#### Stated task
Report how many lines contain the word "Japan", with no other text.

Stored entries

==================================================

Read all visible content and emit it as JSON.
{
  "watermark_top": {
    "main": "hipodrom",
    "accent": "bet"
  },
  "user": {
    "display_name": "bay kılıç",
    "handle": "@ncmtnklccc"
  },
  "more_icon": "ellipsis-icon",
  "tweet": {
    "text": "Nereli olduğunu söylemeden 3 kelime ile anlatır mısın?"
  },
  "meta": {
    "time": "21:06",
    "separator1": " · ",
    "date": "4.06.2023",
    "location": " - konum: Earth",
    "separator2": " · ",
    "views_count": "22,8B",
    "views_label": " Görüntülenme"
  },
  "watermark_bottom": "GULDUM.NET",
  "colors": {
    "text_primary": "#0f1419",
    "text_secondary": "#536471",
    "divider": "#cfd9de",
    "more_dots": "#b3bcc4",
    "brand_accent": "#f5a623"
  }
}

==================================================

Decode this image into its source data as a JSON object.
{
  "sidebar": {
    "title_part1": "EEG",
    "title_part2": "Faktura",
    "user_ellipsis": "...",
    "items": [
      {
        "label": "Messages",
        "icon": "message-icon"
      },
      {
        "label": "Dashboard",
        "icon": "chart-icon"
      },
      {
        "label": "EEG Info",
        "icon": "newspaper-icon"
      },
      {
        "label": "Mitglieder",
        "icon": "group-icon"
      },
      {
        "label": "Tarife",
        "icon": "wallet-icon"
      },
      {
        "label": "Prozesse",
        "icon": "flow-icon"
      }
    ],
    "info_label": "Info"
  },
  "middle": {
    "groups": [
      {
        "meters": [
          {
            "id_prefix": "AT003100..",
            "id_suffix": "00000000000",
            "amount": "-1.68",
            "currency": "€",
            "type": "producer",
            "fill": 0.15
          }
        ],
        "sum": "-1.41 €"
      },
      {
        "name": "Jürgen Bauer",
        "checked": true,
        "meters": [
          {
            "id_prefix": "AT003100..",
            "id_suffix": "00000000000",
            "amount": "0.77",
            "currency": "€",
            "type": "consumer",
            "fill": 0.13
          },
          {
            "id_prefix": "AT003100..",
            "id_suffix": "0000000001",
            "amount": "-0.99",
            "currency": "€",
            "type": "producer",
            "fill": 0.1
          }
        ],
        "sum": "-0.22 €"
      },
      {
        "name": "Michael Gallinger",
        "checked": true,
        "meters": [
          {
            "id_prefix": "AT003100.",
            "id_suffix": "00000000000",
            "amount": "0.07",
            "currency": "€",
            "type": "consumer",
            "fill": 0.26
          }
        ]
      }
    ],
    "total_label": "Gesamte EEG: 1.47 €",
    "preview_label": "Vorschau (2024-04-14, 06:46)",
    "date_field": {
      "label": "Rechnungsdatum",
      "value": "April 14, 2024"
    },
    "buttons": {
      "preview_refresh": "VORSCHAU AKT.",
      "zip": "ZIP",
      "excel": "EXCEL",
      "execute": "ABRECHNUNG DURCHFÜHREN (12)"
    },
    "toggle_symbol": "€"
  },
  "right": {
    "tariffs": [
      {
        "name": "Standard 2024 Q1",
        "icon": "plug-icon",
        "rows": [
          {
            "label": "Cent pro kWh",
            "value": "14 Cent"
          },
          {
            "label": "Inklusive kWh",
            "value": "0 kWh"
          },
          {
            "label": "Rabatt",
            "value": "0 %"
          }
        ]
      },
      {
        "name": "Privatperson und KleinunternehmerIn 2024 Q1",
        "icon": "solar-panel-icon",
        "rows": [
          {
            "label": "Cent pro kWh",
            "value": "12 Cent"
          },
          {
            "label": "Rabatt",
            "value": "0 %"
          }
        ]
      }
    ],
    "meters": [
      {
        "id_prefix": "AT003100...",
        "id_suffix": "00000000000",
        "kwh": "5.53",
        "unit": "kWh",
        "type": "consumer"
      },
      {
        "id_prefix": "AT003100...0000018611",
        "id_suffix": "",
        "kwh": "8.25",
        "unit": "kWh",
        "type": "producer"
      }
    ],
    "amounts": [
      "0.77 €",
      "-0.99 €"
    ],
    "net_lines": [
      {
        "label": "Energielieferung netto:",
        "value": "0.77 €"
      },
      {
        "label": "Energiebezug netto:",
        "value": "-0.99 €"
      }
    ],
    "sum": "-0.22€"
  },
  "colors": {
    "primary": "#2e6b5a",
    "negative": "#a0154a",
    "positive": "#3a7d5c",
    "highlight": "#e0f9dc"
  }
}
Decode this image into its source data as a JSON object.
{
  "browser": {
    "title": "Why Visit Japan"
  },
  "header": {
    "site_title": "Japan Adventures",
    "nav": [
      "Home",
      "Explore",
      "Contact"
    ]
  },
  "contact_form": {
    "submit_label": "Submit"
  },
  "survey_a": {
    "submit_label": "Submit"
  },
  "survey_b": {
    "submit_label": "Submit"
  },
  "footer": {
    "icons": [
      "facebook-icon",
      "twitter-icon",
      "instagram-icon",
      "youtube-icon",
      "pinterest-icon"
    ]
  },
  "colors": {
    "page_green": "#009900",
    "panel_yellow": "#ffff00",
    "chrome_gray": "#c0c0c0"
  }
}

==================================================

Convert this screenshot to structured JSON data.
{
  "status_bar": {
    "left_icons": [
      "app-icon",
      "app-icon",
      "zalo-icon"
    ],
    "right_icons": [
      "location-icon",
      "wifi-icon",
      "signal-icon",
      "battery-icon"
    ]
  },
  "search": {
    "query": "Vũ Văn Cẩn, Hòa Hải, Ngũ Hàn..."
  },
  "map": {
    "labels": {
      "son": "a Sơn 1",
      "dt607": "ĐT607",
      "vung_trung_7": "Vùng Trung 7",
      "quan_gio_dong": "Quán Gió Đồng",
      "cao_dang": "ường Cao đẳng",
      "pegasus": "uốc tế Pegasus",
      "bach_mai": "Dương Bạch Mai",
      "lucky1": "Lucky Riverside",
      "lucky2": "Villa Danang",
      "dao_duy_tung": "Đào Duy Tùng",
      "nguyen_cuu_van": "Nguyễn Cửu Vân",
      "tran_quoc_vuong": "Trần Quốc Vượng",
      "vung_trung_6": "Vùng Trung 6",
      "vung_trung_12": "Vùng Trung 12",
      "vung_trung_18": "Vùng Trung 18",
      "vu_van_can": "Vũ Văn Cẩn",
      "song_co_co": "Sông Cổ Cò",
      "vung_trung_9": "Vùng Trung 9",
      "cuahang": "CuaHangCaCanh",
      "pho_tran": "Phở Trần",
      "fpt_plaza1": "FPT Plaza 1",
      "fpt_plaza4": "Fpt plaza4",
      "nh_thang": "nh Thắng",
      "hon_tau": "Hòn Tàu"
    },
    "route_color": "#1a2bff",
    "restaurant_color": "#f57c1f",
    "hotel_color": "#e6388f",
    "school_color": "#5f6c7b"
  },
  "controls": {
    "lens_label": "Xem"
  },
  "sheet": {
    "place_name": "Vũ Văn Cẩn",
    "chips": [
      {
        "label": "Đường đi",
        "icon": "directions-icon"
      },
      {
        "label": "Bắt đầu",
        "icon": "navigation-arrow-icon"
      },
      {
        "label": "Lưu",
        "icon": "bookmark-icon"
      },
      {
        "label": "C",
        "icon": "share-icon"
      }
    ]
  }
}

==================================================

#### Full answer
2